_Directions_
The data below should be printed in full, exactly, and without any of its images.

_Records for the task_
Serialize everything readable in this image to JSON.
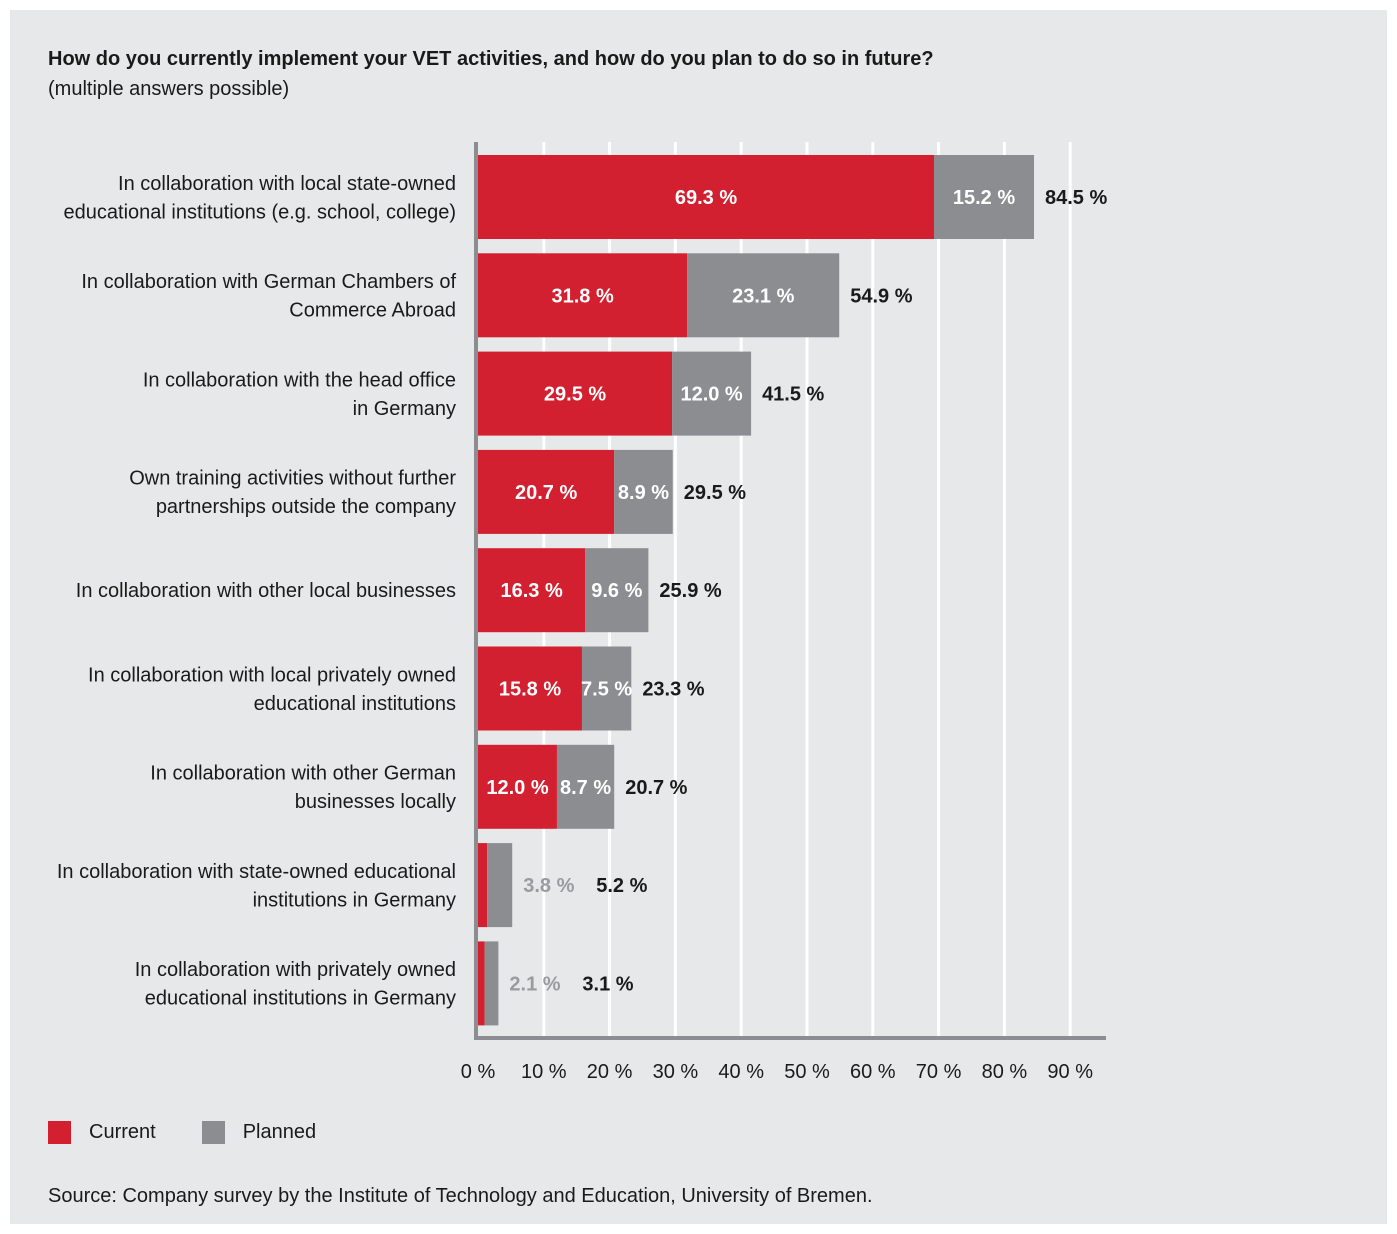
{
  "title": "How do you currently implement your VET activities, and how do you plan to do so in future?",
  "subtitle": "(multiple answers possible)",
  "source": "Source: Company survey by the Institute of Technology and Education, University of Bremen.",
  "colors": {
    "current": "#d22030",
    "planned": "#8c8d90",
    "axis": "#8c8d90",
    "grid": "#ffffff",
    "background": "#e7e8e9"
  },
  "legend": [
    {
      "label": "Current",
      "color": "#d22030"
    },
    {
      "label": "Planned",
      "color": "#8c8d90"
    }
  ],
  "chart_data": {
    "type": "bar",
    "orientation": "horizontal",
    "stacked": true,
    "title": "How do you currently implement your VET activities, and how do you plan to do so in future?",
    "subtitle": "(multiple answers possible)",
    "xlim": [
      0,
      95
    ],
    "xticks": [
      "0 %",
      "10 %",
      "20 %",
      "30 %",
      "40 %",
      "50 %",
      "60 %",
      "70 %",
      "80 %",
      "90 %"
    ],
    "grid": true,
    "legend_position": "bottom-left",
    "categories": [
      [
        "In collaboration with local state-owned",
        "educational institutions (e.g. school, college)"
      ],
      [
        "In collaboration with German Chambers of",
        "Commerce Abroad"
      ],
      [
        "In collaboration with the head office",
        "in Germany"
      ],
      [
        "Own training activities without further",
        "partnerships outside the company"
      ],
      [
        "In collaboration with other local businesses"
      ],
      [
        "In collaboration with local privately owned",
        "educational institutions"
      ],
      [
        "In collaboration with other German",
        "businesses locally"
      ],
      [
        "In collaboration with state-owned educational",
        "institutions in Germany"
      ],
      [
        "In collaboration with privately owned",
        "educational institutions in Germany"
      ]
    ],
    "series": [
      {
        "name": "Current",
        "values": [
          69.3,
          31.8,
          29.5,
          20.7,
          16.3,
          15.8,
          12.0,
          1.4,
          1.0
        ],
        "labels": [
          "69.3 %",
          "31.8 %",
          "29.5 %",
          "20.7 %",
          "16.3 %",
          "15.8 %",
          "12.0 %",
          "",
          ""
        ]
      },
      {
        "name": "Planned",
        "values": [
          15.2,
          23.1,
          12.0,
          8.9,
          9.6,
          7.5,
          8.7,
          3.8,
          2.1
        ],
        "labels": [
          "15.2 %",
          "23.1 %",
          "12.0 %",
          "8.9 %",
          "9.6 %",
          "7.5 %",
          "8.7 %",
          "3.8 %",
          "2.1 %"
        ]
      }
    ],
    "totals": [
      "84.5 %",
      "54.9 %",
      "41.5 %",
      "29.5 %",
      "25.9 %",
      "23.3 %",
      "20.7 %",
      "5.2 %",
      "3.1 %"
    ]
  }
}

_Written reply_
Serialize everything readable in this image to JSON.
{
  "title": "How do you currently implement your VET activities, and how do you plan to do so in future?",
  "subtitle": "(multiple answers possible)",
  "source": "Source: Company survey by the Institute of Technology and Education, University of Bremen.",
  "colors": {
    "current": "#d22030",
    "planned": "#8c8d90",
    "axis": "#8c8d90",
    "grid": "#ffffff",
    "background": "#e7e8e9"
  },
  "legend": [
    {
      "label": "Current",
      "color": "#d22030"
    },
    {
      "label": "Planned",
      "color": "#8c8d90"
    }
  ],
  "chart_data": {
    "type": "bar",
    "orientation": "horizontal",
    "stacked": true,
    "title": "How do you currently implement your VET activities, and how do you plan to do so in future?",
    "subtitle": "(multiple answers possible)",
    "xlim": [
      0,
      95
    ],
    "xticks": [
      "0 %",
      "10 %",
      "20 %",
      "30 %",
      "40 %",
      "50 %",
      "60 %",
      "70 %",
      "80 %",
      "90 %"
    ],
    "grid": true,
    "legend_position": "bottom-left",
    "categories": [
      [
        "In collaboration with local state-owned",
        "educational institutions (e.g. school, college)"
      ],
      [
        "In collaboration with German Chambers of",
        "Commerce Abroad"
      ],
      [
        "In collaboration with the head office",
        "in Germany"
      ],
      [
        "Own training activities without further",
        "partnerships outside the company"
      ],
      [
        "In collaboration with other local businesses"
      ],
      [
        "In collaboration with local privately owned",
        "educational institutions"
      ],
      [
        "In collaboration with other German",
        "businesses locally"
      ],
      [
        "In collaboration with state-owned educational",
        "institutions in Germany"
      ],
      [
        "In collaboration with privately owned",
        "educational institutions in Germany"
      ]
    ],
    "series": [
      {
        "name": "Current",
        "values": [
          69.3,
          31.8,
          29.5,
          20.7,
          16.3,
          15.8,
          12.0,
          1.4,
          1.0
        ],
        "labels": [
          "69.3 %",
          "31.8 %",
          "29.5 %",
          "20.7 %",
          "16.3 %",
          "15.8 %",
          "12.0 %",
          "",
          ""
        ]
      },
      {
        "name": "Planned",
        "values": [
          15.2,
          23.1,
          12.0,
          8.9,
          9.6,
          7.5,
          8.7,
          3.8,
          2.1
        ],
        "labels": [
          "15.2 %",
          "23.1 %",
          "12.0 %",
          "8.9 %",
          "9.6 %",
          "7.5 %",
          "8.7 %",
          "3.8 %",
          "2.1 %"
        ]
      }
    ],
    "totals": [
      "84.5 %",
      "54.9 %",
      "41.5 %",
      "29.5 %",
      "25.9 %",
      "23.3 %",
      "20.7 %",
      "5.2 %",
      "3.1 %"
    ]
  }
}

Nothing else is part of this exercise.